Document extract:
- Directed by: Steno
- Written by: Vittorio Metz Roberto Gianviti Marcello Fondato Steno Giovanni Grimaldi Bruno Corbucci
- Starring: Totò
- Cinematography: Enzo Barboni
- Music by: Piero Piccioni
- Distributed by: Titanus
- Release date: 1962;
- Running time: 92 min
- Country: Italy
- Language: Italian

= Totò Diabolicus =

Totò Diabolicus is a 1962 Italian black comedy film directed by Steno, in which Totò plays six different characters. It is a parody of the giallo genre, as well as of the noir comic book series Diabolik, which debuted the same year.

== Plot ==
Baron Torrealta is murdered by a mysterious assassin known as "Diabolicus". Due to the sizable inheritance, the police suspects the baron's heirs. The mystery deepens, however, as the suspects become targets themselves.

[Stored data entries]
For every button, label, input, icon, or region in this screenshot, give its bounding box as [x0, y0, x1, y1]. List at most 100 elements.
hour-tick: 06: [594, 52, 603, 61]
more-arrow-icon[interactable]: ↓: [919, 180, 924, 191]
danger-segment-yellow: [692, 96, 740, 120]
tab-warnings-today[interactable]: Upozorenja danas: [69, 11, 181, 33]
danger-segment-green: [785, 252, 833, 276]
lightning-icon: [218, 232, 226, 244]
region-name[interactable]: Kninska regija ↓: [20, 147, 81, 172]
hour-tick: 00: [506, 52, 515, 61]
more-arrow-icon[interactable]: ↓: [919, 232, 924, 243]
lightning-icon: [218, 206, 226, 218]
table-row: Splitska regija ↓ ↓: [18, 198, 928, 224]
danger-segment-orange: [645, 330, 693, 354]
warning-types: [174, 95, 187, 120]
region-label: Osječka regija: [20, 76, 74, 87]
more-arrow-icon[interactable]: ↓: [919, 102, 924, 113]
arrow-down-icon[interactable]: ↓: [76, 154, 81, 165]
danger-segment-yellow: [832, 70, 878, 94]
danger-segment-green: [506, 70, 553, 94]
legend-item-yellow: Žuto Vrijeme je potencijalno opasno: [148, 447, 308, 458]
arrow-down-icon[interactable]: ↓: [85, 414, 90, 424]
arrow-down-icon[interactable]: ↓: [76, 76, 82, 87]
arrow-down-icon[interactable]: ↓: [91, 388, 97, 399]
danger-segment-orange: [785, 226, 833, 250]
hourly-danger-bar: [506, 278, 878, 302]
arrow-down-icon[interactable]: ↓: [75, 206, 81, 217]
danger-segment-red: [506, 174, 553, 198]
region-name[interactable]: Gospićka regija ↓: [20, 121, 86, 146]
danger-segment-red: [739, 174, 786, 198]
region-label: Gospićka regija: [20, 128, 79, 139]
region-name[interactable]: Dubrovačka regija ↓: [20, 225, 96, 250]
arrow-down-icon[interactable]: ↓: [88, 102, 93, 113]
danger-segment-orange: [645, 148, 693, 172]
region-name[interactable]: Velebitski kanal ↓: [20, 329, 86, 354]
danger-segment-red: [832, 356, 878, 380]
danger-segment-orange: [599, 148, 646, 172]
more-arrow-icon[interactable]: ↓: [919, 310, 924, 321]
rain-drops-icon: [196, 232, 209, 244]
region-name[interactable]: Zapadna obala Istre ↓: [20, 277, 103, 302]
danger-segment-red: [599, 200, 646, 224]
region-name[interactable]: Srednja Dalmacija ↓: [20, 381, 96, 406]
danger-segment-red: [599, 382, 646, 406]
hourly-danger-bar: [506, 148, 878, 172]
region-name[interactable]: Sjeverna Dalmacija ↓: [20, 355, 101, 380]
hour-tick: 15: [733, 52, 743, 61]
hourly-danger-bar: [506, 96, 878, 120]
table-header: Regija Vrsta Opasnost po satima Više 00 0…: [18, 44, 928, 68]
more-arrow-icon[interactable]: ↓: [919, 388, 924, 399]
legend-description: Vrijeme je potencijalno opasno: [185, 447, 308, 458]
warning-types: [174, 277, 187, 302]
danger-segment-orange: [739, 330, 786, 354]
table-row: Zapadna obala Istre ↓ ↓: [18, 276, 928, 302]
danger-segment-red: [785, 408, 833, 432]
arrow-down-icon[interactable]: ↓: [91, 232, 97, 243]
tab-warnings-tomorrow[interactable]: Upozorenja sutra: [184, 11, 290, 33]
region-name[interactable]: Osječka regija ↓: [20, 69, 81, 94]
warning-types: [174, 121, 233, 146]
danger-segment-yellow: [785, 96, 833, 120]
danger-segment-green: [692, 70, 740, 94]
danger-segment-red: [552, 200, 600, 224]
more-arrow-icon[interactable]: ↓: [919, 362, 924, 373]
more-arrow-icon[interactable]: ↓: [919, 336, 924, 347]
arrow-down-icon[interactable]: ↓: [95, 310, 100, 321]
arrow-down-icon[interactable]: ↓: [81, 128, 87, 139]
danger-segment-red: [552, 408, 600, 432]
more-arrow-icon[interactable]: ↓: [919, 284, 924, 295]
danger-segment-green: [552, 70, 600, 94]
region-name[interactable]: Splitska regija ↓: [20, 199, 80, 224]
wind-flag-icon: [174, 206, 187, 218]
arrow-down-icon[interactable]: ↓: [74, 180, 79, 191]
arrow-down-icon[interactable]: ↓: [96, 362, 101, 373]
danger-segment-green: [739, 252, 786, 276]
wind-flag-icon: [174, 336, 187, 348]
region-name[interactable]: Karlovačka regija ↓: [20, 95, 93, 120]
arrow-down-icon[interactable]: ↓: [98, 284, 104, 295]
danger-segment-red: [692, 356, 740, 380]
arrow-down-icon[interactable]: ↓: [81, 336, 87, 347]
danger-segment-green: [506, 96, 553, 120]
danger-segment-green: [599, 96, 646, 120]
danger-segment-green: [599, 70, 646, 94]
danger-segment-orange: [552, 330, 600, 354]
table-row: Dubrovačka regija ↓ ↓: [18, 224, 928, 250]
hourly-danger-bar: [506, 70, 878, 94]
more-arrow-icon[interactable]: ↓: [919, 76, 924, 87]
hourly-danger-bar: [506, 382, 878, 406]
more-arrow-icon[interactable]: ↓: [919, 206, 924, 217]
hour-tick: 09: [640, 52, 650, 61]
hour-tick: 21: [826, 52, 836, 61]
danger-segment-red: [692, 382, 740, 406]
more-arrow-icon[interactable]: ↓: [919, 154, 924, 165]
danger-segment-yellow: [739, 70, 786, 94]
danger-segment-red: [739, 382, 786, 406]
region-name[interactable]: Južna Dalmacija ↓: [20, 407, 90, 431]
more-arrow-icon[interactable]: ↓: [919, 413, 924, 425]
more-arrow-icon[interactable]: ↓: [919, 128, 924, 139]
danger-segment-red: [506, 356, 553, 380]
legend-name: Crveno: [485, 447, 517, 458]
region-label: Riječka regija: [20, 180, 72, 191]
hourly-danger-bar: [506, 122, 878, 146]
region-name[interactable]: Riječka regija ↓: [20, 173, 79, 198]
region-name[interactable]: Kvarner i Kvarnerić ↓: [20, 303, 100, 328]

Assignment 1: Can you turn the paragraph starting "Baron Torrealta is murdered" in the Totò Diabolicus article into a short bulleted list that keeps its main facts?
Assignment 2: Who wrote the music for the film, according to the Totò Diabolicus article?
Rely only on the Totò Diabolicus article and disregard the rows.

Response 1:
- A mysterious assassin called "Diabolicus" murders Baron Torrealta.
- Because of the large inheritance, the police suspect the baron's heirs.
- The mystery deepens when the suspects become targets themselves.

Response 2: Piero Piccioni